Lista de tareas:
**A.** Responde estas preguntas sobre la noticia de la romería de San Froilán:
(i) ¿En qué año fue declarada la romería Fiesta de Interés Provincial?
(ii) ¿Quién realizó la ofrenda a San Froilán en el año 2012?
(iii) ¿A qué hora se celebrará la misa al aire libre en la explanada de Valdorria?
**B.** Actualiza el pasaje de la noticia de la romería de San Froilán que va desde "Desde hace al" hasta "Campillo, entre otros.", cambiando "personalidades" por "figuras".

Fernando Rey, en una imagen de archivo.
Fernando Rey, en una imagen de archivo.
  • Declarada desde el año 1997 por la Diputación de León, Fiesta de Interés Provincial, esta romería que se celebra en uno de los rincones más espectaculares y recónditos de la provincia, encerrado entre peñas a más de 1.300 metros de altitud, contará este próximo Primero de Mayo con un pregonero de lujo

Un año más, con ocasión del Primero de Mayo, el Ayuntamiento de Valdepiélago convoca a todos los habitantes del municipio y la comarca, así como a cuantos leoneses lo deseen, a celebrar la romería de San Froilán, tradicional Rogativa que congrega desde tiempo inmemorial en la Valdorria a las gentes de la Montaña del Curueño.

Declarada desde el año 1997 por la Diputación de León, Fiesta de Interés Provincial, esta romería que se celebra en uno de los rincones más espectaculares y recónditos de la provincia, encerrado entre peñas a más de 1.300 metros de altitud, contará este próximo Primero de Mayo con un pregonero de lujo, el Consejero De Educación de la Junta de Castilla y León D. Fernando Rey Martinez, quien estará acompañado, además, de otras autoridades que ya han confirmado su presencia en los actos.

Desde hace al menos tres décadas es tradicional en esta romería contar con personalidades del mundo de la cultura, la política, las ciencias o el periodismo, encargadas de realizar la ofrenda a San Froilán. En el año 2012 corrió a cargo del presidente del Consejo Consultivo de Castilla y León y ex alcalde de la capital leonesa, Mario Amilivia. Y en años anteriores hicieron lo propio Juan José Lucas, General Valderrabano, Juan Morano, Juan José Badiola, Oscar Campillo, entre otros.

El alcalde de Valdepiélago, Julio González Fernández, ha hecho público un bando municipal en el que invita a vecinos y visitantes, en espíritu de concordia y hermandad, “a participar en los actos de esta Romería y a contemplar desde la cima privilegiada de Valdorria la sinfonía de luz y color, de roca y espumas, que cada primavera, por estas fechas, se descubre bajo la eterna levedad de su bravía y majestuosa cordillera”.

El programa de actos

A las 9,30 horas está prevista la salida en procesión con el Santo desde la iglesia de San Froilán de Valdepiélago, hasta la localidad de Nocedo de Curueño. Ya en la explanada de Valdorria, a las 12,30 horas tendrá lugar la celebración de misa al aire libre con la ofrenda-rogativa al Santo Patrón a cargo de Fernando Rey. A las 13,30 horas se iniciarán diversas actuaciones musicales a cargo de grupos folclóricos y tradicionales, con interpretación de músicas y danzas de la provincia leonesa.

Líneas registradas:
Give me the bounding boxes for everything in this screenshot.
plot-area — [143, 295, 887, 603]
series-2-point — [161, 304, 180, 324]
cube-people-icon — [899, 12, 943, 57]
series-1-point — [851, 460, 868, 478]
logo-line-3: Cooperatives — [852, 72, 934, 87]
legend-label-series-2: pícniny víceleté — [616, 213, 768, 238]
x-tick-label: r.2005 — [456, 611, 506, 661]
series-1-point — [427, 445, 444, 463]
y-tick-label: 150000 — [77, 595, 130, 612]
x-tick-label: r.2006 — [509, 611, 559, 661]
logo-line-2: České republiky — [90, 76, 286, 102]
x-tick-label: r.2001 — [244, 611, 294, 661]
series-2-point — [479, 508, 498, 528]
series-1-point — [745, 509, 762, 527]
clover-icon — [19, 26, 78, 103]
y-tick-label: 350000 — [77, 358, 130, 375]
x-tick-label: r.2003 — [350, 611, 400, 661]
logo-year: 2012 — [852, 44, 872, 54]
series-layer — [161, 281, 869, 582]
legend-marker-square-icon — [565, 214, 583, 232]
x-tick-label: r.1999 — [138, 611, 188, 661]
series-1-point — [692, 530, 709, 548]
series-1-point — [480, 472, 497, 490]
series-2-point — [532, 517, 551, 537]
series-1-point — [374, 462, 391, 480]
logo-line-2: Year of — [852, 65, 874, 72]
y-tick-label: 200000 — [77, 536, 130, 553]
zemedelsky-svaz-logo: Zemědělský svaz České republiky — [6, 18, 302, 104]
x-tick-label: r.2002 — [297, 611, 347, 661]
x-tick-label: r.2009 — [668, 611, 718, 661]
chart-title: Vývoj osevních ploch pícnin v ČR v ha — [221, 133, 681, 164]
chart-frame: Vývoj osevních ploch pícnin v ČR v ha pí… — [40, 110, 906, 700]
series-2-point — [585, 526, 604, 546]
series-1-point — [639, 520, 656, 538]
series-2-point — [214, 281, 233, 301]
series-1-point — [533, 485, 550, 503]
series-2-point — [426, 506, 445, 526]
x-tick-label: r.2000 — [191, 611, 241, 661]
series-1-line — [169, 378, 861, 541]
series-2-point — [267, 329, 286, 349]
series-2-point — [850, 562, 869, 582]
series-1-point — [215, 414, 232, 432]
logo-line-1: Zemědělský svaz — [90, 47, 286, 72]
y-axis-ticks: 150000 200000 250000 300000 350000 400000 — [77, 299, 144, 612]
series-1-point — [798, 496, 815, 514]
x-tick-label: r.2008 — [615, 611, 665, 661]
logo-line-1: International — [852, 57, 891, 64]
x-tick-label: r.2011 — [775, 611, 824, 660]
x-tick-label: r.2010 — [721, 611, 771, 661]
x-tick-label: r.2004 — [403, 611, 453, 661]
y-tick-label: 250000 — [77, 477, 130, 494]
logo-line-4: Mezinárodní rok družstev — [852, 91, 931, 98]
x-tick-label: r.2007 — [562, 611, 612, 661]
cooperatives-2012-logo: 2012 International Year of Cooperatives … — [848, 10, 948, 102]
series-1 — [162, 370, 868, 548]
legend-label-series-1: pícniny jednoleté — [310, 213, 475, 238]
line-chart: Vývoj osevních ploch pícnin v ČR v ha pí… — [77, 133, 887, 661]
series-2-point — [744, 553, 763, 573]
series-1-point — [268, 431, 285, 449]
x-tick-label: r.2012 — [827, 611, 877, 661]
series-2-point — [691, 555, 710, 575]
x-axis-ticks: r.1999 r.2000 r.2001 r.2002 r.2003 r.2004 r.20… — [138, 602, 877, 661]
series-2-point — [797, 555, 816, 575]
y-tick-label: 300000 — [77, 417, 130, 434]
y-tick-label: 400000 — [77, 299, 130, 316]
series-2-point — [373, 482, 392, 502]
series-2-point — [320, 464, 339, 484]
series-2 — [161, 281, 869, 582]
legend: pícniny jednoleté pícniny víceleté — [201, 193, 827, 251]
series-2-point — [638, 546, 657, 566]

Resultados por tarea:
**A.**
(i) En 1997.
(ii) Mario Amilivia.
(iii) A las 12,30 horas.

**B.**
Desde hace al menos tres décadas es tradicional en esta romería contar con figuras del mundo de la cultura, la política, las ciencias o el periodismo, encargadas de realizar la ofrenda a San Froilán. En el año 2012 corrió a cargo del presidente del Consejo Consultivo de Castilla y León y ex alcalde de la capital leonesa, Mario Amilivia. Y en años anteriores hicieron lo propio Juan José Lucas, General Valderrabano, Juan Morano, Juan José Badiola, Oscar Campillo, entre otros.